#### Task objective:
Reproduce this listing in full.

* * * * * * * * *

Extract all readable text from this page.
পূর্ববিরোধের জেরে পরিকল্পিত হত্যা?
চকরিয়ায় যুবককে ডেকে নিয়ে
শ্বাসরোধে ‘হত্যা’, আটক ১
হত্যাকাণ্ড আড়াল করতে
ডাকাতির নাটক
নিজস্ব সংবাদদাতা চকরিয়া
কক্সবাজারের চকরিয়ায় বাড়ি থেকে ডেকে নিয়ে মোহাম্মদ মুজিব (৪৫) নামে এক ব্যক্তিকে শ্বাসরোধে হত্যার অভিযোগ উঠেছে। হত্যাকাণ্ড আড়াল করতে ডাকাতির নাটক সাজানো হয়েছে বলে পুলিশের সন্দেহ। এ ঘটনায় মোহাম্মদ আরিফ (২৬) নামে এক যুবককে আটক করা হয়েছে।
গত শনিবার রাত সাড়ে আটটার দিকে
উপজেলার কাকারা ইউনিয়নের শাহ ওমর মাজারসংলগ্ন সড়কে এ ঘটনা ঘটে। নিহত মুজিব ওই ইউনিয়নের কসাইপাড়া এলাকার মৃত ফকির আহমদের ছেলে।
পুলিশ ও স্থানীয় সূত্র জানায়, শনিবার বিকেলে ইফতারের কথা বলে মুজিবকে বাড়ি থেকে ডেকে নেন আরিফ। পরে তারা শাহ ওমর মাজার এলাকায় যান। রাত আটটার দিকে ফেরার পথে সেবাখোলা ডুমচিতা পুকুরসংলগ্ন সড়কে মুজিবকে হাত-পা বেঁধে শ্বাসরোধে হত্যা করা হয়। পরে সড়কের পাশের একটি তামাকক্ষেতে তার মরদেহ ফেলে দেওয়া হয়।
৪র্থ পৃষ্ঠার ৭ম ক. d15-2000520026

* * * * * * * * *

#### Task result:
Extract all readable text from this page.
পূর্ববিরোধের জেরে পরিকল্পিত হত্যা?
চকরিয়ায় যুবককে ডেকে নিয়ে
শ্বাসরোধে ‘হত্যা’, আটক ১
হত্যাকাণ্ড আড়াল করতে
ডাকাতির নাটক
নিজস্ব সংবাদদাতা চকরিয়া
কক্সবাজারের চকরিয়ায় বাড়ি থেকে ডেকে নিয়ে মোহাম্মদ মুজিব (৪৫) নামে এক ব্যক্তিকে শ্বাসরোধে হত্যার অভিযোগ উঠেছে। হত্যাকাণ্ড আড়াল করতে ডাকাতির নাটক সাজানো হয়েছে বলে পুলিশের সন্দেহ। এ ঘটনায় মোহাম্মদ আরিফ (২৬) নামে এক যুবককে আটক করা হয়েছে।
গত শনিবার রাত সাড়ে আটটার দিকে
উপজেলার কাকারা ইউনিয়নের শাহ ওমর মাজারসংলগ্ন সড়কে এ ঘটনা ঘটে। নিহত মুজিব ওই ইউনিয়নের কসাইপাড়া এলাকার মৃত ফকির আহমদের ছেলে।
পুলিশ ও স্থানীয় সূত্র জানায়, শনিবার বিকেলে ইফতারের কথা বলে মুজিবকে বাড়ি থেকে ডেকে নেন আরিফ। পরে তারা শাহ ওমর মাজার এলাকায় যান। রাত আটটার দিকে ফেরার পথে সেবাখোলা ডুমচিতা পুকুরসংলগ্ন সড়কে মুজিবকে হাত-পা বেঁধে শ্বাসরোধে হত্যা করা হয়। পরে সড়কের পাশের একটি তামাকক্ষেতে তার মরদেহ ফেলে দেওয়া হয়।
৪র্থ পৃষ্ঠার ৭ম ক. d15-2000520026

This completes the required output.